Copy each line where the word "службу" occurs.

##############################

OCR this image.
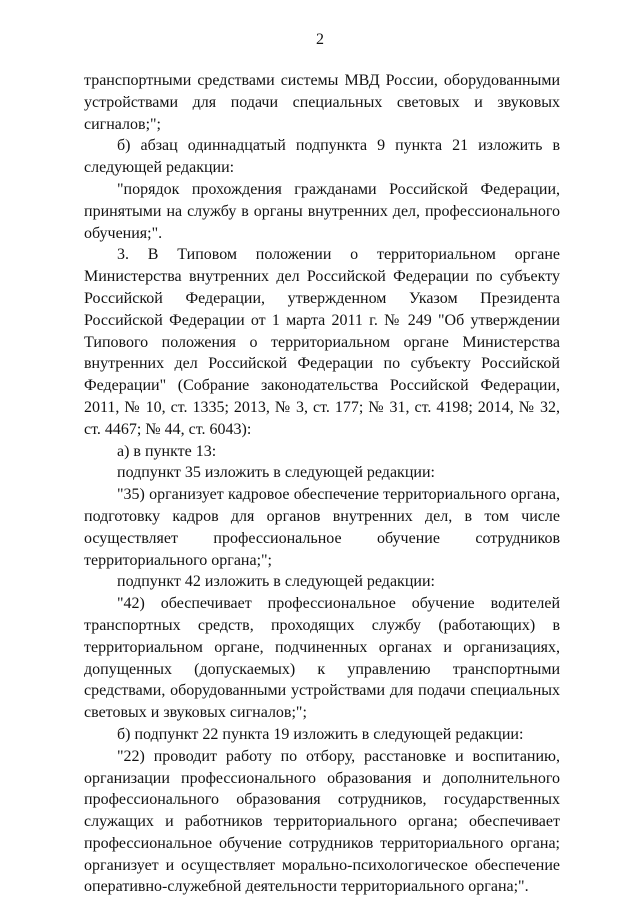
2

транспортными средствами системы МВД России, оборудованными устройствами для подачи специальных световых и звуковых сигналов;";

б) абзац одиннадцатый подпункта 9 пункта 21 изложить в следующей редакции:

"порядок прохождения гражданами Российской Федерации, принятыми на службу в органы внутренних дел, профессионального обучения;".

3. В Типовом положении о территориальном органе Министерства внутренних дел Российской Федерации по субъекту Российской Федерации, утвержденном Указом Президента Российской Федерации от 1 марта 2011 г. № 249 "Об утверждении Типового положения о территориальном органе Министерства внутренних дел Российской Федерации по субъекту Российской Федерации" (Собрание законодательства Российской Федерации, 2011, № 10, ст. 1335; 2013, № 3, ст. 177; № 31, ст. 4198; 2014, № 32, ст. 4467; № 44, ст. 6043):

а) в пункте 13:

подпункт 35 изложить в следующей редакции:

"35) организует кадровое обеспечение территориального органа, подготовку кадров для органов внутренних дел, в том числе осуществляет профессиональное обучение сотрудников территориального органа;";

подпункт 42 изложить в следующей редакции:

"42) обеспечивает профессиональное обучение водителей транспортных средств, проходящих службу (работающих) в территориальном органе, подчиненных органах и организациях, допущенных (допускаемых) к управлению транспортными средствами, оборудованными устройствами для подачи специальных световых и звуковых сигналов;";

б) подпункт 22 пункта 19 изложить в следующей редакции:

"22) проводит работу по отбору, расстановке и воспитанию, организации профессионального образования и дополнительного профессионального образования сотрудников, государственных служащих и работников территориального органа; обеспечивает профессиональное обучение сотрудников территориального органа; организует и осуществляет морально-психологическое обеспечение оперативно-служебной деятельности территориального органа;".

##############################

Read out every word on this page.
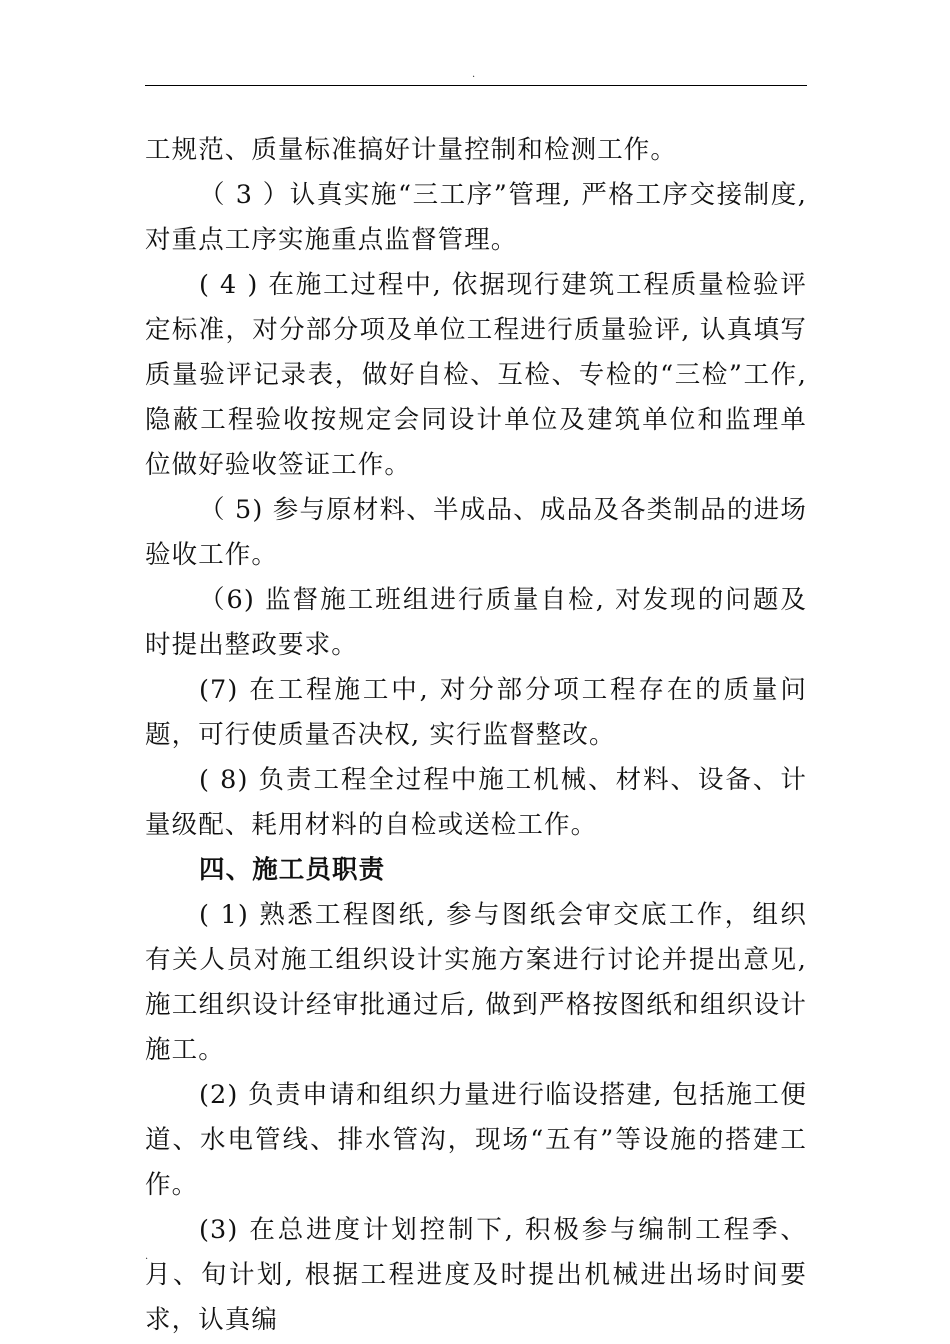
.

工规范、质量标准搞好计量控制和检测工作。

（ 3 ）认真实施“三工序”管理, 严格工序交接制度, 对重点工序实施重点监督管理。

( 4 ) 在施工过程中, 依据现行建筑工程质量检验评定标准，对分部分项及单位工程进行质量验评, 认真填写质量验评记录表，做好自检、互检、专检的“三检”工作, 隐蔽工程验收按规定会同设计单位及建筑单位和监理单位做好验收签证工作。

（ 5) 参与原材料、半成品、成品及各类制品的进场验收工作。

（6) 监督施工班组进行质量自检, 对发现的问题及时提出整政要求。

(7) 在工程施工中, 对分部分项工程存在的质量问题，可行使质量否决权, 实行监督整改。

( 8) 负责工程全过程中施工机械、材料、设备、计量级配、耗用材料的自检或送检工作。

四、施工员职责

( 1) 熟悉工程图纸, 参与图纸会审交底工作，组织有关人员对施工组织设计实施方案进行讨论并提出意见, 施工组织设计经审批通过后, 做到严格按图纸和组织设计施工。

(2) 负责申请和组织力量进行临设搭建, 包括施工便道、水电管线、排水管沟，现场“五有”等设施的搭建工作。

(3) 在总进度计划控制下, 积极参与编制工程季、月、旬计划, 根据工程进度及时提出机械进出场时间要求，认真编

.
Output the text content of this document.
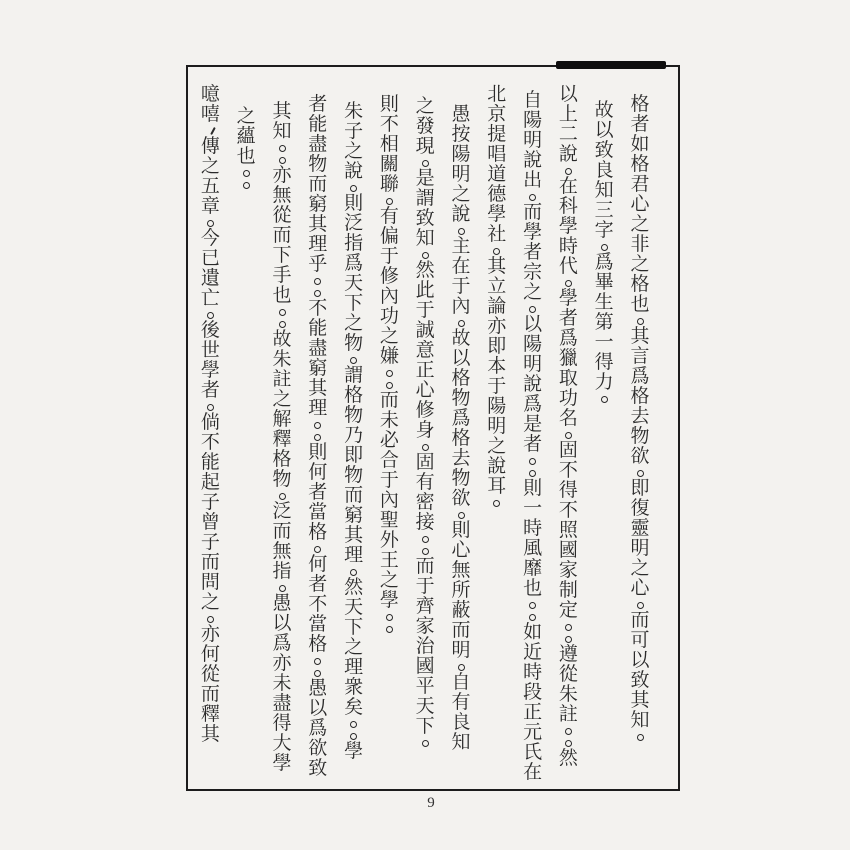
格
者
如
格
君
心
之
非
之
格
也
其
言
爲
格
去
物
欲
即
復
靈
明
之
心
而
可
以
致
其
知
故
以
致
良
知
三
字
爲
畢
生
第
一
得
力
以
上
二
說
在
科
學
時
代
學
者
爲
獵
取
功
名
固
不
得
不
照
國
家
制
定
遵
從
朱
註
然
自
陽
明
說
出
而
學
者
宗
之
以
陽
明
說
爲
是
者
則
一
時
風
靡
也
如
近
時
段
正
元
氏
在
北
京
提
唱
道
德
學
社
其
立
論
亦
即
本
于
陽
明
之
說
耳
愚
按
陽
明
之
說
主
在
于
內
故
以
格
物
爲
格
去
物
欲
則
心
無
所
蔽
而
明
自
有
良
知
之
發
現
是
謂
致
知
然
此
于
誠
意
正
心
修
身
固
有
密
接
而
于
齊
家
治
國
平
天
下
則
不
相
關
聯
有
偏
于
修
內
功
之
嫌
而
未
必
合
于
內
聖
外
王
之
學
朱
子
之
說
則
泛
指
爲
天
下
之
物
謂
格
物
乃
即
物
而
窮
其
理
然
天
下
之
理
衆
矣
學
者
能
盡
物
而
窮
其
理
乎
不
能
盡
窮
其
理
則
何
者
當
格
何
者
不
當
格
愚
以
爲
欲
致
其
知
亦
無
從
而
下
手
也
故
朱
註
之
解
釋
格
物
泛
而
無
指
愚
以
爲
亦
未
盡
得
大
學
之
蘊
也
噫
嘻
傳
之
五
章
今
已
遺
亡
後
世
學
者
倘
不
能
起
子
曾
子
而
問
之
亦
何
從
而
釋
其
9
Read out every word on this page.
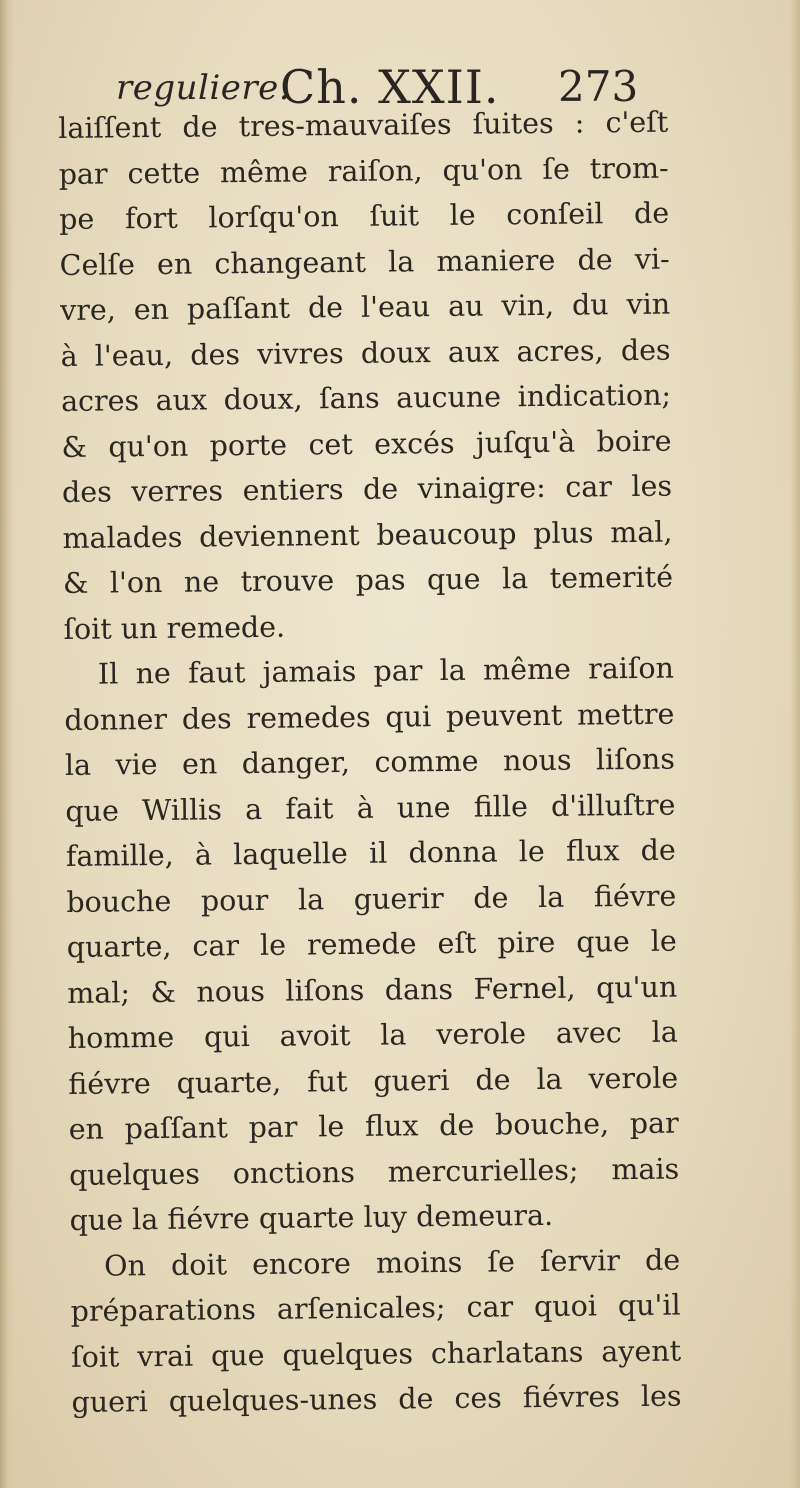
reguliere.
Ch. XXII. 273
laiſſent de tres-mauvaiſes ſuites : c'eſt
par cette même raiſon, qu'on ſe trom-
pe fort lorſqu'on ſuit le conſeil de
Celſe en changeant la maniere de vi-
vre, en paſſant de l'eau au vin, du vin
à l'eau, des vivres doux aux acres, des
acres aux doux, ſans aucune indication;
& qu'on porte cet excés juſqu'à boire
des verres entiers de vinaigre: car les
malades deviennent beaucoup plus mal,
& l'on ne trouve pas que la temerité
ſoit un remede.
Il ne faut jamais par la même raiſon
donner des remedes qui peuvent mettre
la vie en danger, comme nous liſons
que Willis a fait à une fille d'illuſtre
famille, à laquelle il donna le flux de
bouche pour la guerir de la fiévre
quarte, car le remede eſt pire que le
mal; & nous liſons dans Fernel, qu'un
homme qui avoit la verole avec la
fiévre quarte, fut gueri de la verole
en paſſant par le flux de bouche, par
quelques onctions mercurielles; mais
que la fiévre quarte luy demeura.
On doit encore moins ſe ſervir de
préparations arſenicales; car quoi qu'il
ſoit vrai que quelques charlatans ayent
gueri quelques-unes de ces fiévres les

##############################

-- FINISHED ANSWER --
"порядок прохождения гражданами Российской Федерации, принятыми на службу в органы внутренних дел, профессионального обучения;".
"42) обеспечивает профессиональное обучение водителей транспортных средств, проходящих службу (работающих) в территориальном органе, подчиненных органах и организациях, допущенных (допускаемых) к управлению транспортными средствами, оборудованными устройствами для подачи специальных световых и звуковых сигналов;";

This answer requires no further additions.